Exercise
List every line in the items below that contains the string "series". Uppercase and lowercase letters count as different.

◇ ◇ ◇

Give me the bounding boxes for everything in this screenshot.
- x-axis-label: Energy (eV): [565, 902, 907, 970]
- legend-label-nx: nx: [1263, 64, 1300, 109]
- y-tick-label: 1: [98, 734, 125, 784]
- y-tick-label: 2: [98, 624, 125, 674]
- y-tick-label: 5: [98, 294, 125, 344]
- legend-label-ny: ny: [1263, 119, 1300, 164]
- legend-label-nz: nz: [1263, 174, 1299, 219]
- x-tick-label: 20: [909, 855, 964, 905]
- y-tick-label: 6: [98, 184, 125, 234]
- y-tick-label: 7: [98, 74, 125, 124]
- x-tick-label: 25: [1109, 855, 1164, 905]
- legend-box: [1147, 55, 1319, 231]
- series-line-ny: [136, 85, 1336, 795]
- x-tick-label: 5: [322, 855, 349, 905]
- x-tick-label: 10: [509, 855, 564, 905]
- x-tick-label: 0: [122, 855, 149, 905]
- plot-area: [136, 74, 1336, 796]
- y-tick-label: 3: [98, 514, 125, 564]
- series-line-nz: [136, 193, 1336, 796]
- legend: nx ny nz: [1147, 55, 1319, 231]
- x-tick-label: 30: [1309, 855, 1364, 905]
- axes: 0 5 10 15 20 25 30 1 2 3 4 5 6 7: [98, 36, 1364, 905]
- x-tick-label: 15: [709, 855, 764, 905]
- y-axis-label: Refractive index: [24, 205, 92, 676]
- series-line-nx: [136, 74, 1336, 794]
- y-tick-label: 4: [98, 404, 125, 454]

◇ ◇ ◇

Worked solution
- series-line-ny: [136, 85, 1336, 795]
- series-line-nz: [136, 193, 1336, 796]
- series-line-nx: [136, 74, 1336, 794]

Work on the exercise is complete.